──────── CATATAN DATA ────────

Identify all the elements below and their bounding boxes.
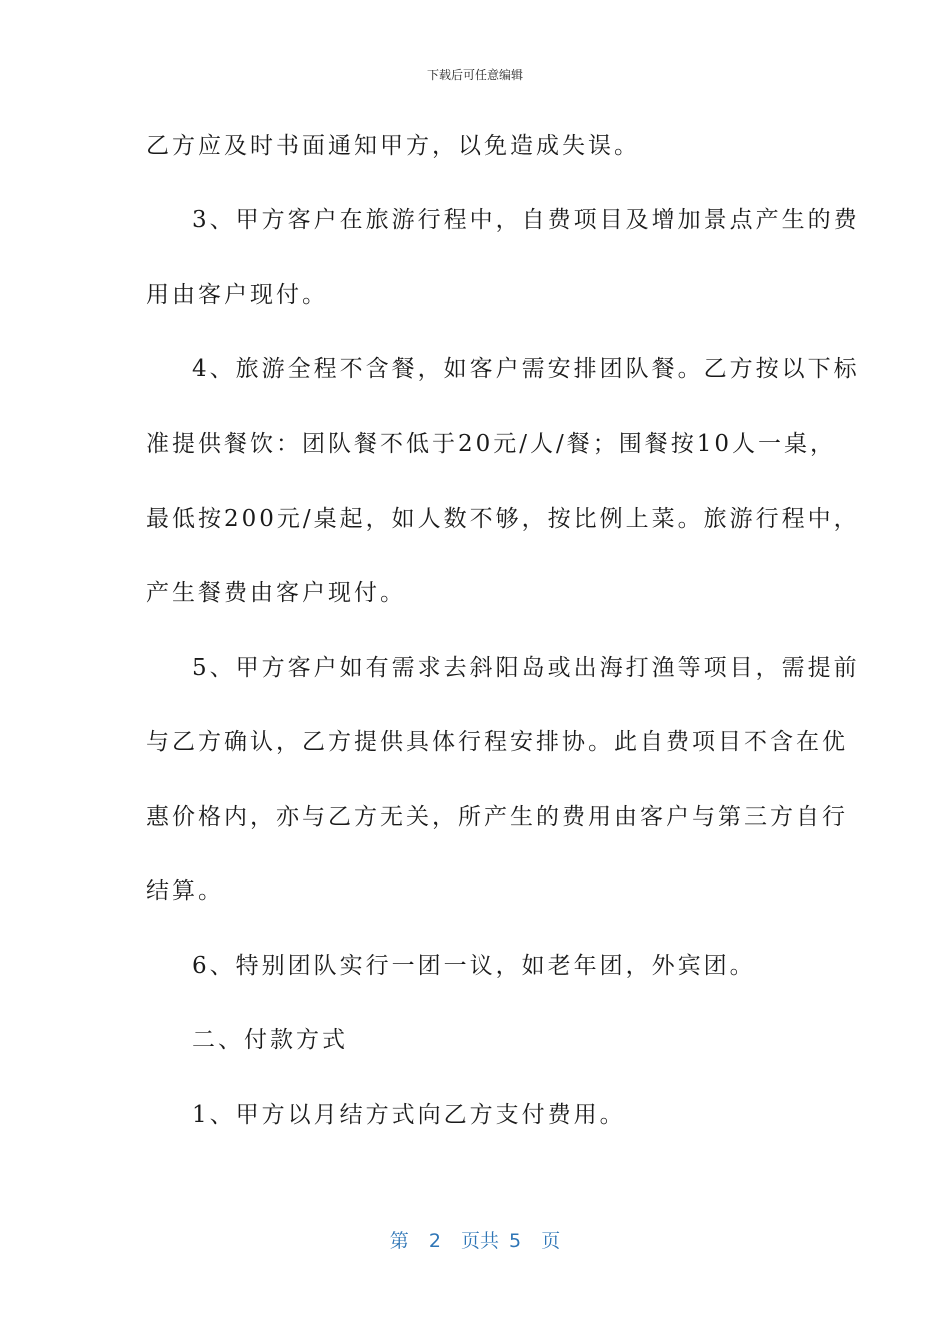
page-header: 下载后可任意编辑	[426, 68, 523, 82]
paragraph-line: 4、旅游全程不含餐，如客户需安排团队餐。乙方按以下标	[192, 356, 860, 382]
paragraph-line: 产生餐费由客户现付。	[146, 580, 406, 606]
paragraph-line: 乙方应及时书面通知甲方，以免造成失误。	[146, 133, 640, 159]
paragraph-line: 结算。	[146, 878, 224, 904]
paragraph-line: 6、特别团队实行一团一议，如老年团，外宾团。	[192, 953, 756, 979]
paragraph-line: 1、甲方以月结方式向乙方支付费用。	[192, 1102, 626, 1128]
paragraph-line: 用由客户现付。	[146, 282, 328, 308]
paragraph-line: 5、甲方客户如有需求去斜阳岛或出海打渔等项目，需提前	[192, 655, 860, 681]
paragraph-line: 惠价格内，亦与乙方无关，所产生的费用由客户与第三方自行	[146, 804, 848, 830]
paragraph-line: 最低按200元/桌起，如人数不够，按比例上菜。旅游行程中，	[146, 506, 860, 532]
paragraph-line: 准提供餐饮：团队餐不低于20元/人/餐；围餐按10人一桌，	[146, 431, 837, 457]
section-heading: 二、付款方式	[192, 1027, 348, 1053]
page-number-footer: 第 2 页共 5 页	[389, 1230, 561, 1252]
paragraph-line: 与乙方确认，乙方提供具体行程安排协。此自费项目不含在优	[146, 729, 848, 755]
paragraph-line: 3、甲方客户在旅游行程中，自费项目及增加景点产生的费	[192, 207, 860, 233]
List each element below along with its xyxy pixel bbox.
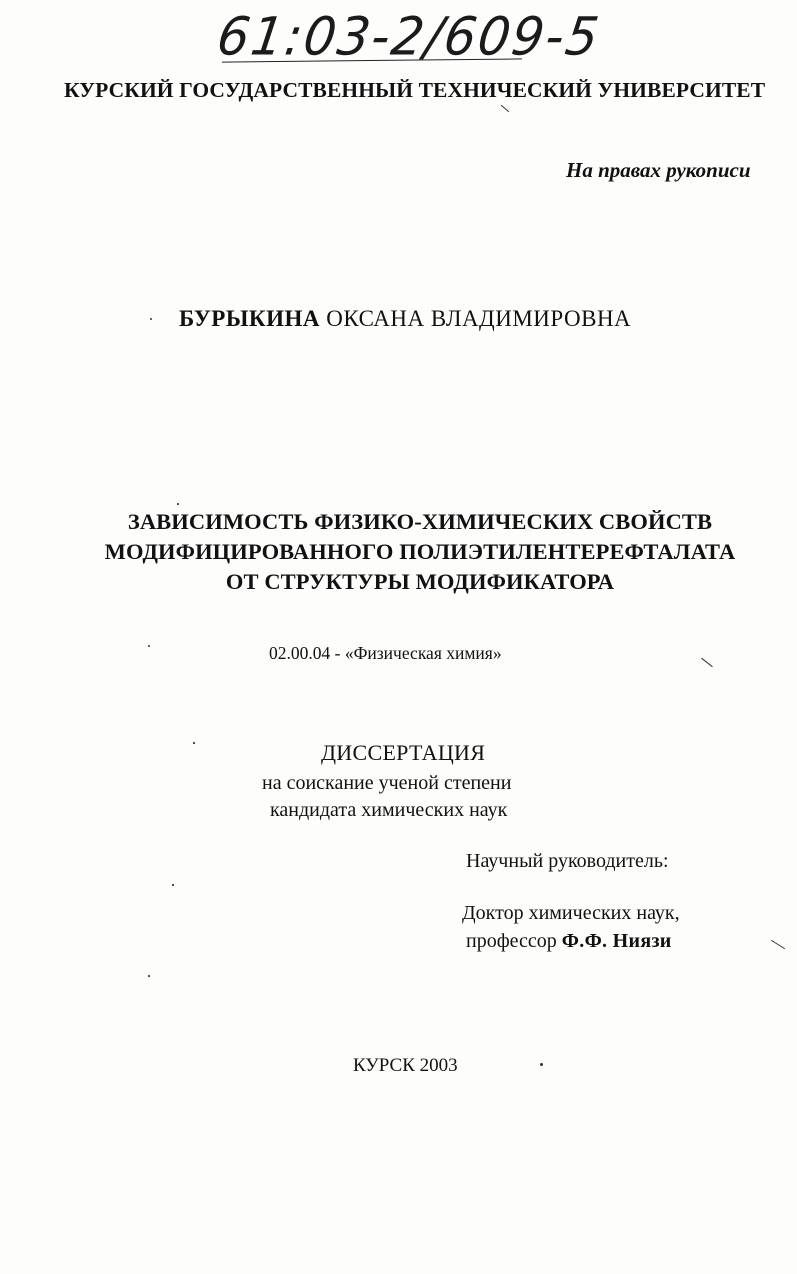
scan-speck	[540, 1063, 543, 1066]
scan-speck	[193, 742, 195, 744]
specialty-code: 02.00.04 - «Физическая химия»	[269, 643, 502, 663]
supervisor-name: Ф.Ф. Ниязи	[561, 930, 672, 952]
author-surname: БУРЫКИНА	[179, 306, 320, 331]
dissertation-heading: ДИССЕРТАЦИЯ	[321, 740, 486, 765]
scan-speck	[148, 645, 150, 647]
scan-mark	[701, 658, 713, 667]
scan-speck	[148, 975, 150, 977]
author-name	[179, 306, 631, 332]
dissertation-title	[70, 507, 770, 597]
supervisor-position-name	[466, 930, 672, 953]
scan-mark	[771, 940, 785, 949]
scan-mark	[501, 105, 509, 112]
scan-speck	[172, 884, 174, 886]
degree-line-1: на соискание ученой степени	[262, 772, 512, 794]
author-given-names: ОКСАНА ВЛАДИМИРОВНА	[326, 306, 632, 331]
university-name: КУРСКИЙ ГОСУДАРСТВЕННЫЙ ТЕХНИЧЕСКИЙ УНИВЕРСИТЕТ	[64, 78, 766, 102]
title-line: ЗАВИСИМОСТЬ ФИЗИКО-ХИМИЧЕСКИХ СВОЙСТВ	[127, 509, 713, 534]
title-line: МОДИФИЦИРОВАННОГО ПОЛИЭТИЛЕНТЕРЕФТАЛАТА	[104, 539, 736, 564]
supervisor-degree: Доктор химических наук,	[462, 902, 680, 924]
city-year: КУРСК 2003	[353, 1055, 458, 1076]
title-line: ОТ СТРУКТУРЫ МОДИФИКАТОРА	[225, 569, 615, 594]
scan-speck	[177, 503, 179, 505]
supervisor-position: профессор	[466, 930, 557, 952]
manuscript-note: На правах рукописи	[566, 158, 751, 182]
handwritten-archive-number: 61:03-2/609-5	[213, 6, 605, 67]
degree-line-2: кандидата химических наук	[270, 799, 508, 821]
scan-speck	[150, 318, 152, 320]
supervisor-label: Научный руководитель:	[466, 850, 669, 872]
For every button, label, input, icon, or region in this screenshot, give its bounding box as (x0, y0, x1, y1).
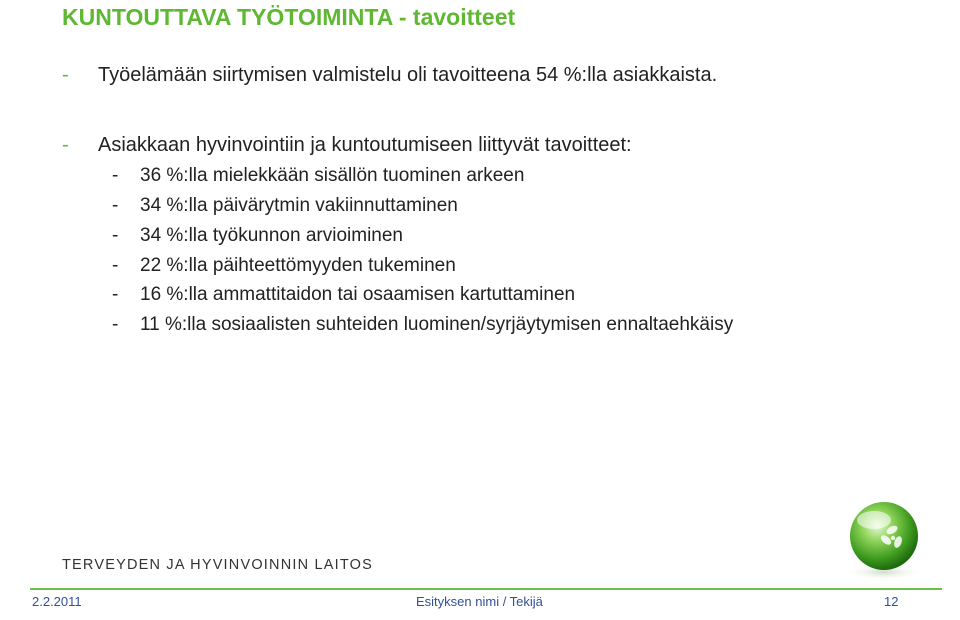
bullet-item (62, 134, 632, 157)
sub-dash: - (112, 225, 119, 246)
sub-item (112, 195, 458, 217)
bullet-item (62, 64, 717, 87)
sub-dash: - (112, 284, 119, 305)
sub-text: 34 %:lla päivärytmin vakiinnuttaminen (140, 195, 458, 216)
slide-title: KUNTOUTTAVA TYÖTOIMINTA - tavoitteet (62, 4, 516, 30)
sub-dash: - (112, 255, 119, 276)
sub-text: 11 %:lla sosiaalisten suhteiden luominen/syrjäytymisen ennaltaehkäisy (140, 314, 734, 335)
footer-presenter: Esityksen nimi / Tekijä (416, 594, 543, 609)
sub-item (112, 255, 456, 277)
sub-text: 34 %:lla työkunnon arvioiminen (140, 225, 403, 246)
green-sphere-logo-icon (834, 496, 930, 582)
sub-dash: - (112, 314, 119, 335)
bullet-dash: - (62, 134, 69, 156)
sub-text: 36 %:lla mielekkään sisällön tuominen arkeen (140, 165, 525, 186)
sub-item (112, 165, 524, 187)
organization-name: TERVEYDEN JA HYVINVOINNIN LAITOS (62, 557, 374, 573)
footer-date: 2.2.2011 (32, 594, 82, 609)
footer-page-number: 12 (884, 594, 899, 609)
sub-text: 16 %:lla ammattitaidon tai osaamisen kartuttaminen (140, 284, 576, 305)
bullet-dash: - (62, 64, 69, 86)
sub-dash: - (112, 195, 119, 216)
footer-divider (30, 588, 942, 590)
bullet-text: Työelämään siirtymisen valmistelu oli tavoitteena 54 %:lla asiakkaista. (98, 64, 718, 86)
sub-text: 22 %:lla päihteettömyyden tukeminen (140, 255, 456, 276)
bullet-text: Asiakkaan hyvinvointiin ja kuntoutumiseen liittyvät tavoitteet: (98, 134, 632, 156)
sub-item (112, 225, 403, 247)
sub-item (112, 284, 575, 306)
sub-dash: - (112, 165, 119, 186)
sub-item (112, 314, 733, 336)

────────

# TUJUAN LATIHAN
Tolong ulangi persis bagian data di atas yang dimulai dengan baris berisi "68, 523, 82]" dan berakhir dengan baris berisi "506, 860, 532]", termasuk kedua baris tersebut.

# KELUARAN YANG DIHARAPKAN
page-header: 下载后可任意编辑	[426, 68, 523, 82]
paragraph-line: 4、旅游全程不含餐，如客户需安排团队餐。乙方按以下标	[192, 356, 860, 382]
paragraph-line: 产生餐费由客户现付。	[146, 580, 406, 606]
paragraph-line: 乙方应及时书面通知甲方，以免造成失误。	[146, 133, 640, 159]
paragraph-line: 结算。	[146, 878, 224, 904]
paragraph-line: 6、特别团队实行一团一议，如老年团，外宾团。	[192, 953, 756, 979]
paragraph-line: 1、甲方以月结方式向乙方支付费用。	[192, 1102, 626, 1128]
paragraph-line: 用由客户现付。	[146, 282, 328, 308]
paragraph-line: 5、甲方客户如有需求去斜阳岛或出海打渔等项目，需提前	[192, 655, 860, 681]
paragraph-line: 惠价格内，亦与乙方无关，所产生的费用由客户与第三方自行	[146, 804, 848, 830]
paragraph-line: 最低按200元/桌起，如人数不够，按比例上菜。旅游行程中，	[146, 506, 860, 532]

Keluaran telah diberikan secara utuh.